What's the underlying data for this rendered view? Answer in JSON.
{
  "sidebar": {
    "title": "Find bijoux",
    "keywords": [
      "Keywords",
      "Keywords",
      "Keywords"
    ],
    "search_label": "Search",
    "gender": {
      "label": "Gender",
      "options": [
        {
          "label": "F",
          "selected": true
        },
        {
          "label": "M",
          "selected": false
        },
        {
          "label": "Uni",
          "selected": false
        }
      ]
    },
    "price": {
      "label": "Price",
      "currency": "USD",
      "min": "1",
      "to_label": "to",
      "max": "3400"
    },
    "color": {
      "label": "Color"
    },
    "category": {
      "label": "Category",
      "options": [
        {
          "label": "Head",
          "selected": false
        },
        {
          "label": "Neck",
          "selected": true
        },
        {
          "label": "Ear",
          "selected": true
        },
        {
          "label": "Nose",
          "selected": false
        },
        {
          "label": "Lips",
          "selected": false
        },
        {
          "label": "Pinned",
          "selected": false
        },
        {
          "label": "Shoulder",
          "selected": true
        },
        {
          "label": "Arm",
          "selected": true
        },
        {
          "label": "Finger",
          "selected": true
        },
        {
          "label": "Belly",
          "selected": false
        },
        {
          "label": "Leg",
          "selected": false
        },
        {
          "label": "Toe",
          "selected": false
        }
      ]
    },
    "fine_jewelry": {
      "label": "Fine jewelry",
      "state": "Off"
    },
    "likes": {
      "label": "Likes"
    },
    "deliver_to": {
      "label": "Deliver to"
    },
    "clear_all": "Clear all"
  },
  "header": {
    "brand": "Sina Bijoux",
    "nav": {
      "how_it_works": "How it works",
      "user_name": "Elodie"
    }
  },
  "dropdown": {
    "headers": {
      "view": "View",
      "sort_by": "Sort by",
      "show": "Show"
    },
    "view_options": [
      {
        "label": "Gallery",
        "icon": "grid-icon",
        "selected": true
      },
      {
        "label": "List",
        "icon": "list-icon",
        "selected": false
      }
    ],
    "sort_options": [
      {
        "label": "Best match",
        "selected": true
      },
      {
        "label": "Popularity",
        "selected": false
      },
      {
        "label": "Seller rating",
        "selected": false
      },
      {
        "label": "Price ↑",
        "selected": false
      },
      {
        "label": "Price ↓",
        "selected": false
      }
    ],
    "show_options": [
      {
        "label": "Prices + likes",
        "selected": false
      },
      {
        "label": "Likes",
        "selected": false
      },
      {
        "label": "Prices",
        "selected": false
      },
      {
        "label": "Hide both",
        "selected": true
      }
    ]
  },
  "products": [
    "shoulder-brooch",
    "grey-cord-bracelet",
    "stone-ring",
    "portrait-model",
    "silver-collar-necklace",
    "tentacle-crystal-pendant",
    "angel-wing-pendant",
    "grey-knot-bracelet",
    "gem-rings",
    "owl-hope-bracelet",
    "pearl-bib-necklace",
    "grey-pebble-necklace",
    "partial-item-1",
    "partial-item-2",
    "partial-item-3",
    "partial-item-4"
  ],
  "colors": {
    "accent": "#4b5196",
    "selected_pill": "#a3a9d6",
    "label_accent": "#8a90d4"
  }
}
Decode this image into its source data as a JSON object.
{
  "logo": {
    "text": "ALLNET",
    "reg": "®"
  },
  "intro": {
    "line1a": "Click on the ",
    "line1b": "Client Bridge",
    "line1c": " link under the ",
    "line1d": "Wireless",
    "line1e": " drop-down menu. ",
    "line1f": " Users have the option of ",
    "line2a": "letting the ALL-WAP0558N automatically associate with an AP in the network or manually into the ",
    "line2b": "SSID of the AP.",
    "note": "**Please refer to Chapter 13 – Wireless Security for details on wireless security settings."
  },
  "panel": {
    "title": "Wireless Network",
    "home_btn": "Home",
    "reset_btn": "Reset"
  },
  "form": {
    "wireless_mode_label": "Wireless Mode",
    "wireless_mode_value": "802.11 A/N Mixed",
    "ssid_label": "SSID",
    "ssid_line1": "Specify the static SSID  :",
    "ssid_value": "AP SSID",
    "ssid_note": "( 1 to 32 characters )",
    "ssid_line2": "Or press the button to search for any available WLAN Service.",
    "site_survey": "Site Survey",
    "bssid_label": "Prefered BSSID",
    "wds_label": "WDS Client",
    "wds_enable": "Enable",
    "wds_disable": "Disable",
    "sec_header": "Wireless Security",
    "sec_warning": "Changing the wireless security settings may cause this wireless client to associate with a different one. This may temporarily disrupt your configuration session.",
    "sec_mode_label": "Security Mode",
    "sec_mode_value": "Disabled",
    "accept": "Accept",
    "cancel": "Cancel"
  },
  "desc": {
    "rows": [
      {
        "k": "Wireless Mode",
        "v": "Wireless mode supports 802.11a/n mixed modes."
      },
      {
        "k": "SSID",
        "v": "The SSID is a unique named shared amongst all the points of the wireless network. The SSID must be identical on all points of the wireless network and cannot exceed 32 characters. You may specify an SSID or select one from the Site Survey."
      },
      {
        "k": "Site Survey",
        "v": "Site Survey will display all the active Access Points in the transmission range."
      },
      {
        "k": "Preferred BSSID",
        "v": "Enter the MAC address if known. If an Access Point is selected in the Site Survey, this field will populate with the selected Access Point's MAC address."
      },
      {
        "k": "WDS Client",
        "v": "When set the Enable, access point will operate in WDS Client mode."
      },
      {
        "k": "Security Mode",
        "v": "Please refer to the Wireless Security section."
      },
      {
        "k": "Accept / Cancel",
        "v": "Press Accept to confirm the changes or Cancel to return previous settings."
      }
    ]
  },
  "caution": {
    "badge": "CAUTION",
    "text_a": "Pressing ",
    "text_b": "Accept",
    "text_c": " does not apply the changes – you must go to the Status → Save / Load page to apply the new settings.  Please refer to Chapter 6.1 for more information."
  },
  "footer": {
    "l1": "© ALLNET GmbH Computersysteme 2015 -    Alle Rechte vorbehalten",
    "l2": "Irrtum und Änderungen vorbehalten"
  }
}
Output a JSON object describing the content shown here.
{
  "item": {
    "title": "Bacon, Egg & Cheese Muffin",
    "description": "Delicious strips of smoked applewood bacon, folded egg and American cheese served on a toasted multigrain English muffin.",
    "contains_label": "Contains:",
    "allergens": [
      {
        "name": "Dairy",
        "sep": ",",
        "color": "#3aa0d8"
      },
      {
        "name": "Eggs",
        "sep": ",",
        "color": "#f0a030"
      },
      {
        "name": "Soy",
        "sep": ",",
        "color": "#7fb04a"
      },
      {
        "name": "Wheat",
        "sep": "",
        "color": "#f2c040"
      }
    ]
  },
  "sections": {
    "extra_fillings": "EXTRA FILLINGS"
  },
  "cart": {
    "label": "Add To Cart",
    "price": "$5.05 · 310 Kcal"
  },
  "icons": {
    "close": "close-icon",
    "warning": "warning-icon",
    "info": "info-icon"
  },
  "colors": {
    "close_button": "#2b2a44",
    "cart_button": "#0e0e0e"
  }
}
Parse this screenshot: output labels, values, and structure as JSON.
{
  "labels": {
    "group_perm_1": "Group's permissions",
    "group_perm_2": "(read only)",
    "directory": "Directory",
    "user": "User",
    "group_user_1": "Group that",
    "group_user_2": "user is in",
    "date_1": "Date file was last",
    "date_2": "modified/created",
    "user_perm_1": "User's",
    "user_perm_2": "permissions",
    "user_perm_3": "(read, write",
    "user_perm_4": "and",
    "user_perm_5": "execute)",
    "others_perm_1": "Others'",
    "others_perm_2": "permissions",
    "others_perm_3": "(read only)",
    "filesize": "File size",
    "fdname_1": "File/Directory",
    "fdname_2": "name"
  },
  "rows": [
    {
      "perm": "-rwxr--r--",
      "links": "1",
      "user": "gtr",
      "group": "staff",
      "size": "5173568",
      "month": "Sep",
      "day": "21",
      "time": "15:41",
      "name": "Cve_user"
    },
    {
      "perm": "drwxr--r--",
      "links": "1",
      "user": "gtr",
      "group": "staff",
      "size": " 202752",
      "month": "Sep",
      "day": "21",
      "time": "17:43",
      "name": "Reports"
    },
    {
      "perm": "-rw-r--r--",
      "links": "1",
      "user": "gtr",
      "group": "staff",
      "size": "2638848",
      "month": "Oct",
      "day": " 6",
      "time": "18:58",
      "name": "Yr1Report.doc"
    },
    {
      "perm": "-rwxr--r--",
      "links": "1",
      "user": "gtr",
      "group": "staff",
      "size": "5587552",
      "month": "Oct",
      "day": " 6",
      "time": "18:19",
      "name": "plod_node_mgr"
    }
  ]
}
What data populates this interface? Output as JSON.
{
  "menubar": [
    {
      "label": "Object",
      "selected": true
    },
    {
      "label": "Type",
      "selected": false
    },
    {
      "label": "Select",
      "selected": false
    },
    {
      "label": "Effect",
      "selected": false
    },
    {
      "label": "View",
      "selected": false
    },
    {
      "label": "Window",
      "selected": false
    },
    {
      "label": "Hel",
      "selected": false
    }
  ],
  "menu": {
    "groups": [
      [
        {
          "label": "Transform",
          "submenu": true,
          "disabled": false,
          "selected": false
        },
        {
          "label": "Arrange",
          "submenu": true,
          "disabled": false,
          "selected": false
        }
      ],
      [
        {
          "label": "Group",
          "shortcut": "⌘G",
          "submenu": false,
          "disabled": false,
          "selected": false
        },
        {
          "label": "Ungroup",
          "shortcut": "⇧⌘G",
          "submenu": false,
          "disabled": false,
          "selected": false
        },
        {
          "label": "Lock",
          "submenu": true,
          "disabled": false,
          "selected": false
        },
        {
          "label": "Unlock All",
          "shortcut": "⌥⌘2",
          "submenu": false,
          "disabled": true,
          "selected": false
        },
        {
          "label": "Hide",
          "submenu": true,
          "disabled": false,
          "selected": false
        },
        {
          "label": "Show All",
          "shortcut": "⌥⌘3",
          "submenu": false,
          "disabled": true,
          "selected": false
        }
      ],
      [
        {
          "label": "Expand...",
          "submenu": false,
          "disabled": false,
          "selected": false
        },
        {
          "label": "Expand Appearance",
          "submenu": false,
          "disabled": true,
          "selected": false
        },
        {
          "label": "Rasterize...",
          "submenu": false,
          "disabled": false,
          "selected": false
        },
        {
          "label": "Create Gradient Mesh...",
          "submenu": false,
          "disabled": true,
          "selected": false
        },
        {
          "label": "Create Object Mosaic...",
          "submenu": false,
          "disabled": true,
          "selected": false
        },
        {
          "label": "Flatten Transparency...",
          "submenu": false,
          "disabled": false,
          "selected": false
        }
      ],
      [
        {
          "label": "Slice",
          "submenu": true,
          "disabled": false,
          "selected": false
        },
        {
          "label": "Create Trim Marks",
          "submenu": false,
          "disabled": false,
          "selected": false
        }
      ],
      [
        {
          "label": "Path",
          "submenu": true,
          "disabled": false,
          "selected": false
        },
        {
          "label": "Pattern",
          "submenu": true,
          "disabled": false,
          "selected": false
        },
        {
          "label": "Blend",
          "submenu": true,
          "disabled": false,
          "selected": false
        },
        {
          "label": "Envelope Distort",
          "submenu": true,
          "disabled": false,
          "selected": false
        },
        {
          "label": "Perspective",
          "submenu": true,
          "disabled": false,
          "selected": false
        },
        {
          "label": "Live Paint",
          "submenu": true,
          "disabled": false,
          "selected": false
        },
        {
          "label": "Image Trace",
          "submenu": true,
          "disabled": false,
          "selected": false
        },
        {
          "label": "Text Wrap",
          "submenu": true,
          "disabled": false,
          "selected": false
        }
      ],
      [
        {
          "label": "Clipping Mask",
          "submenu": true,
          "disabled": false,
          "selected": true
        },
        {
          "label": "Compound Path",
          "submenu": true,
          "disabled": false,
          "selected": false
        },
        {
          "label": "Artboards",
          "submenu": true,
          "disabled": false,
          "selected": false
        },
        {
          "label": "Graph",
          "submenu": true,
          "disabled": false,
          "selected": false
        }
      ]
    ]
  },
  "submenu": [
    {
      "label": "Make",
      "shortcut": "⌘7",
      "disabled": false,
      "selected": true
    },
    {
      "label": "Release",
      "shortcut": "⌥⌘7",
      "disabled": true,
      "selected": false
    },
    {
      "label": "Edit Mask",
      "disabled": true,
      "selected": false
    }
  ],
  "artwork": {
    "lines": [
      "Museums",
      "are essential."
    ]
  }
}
# # # #
Aim of the task> Find the lines above holding the word "permissions" and show them.

Completed exercise>
    "group_perm_1": "Group's permissions",
    "user_perm_2": "permissions",
    "others_perm_2": "permissions",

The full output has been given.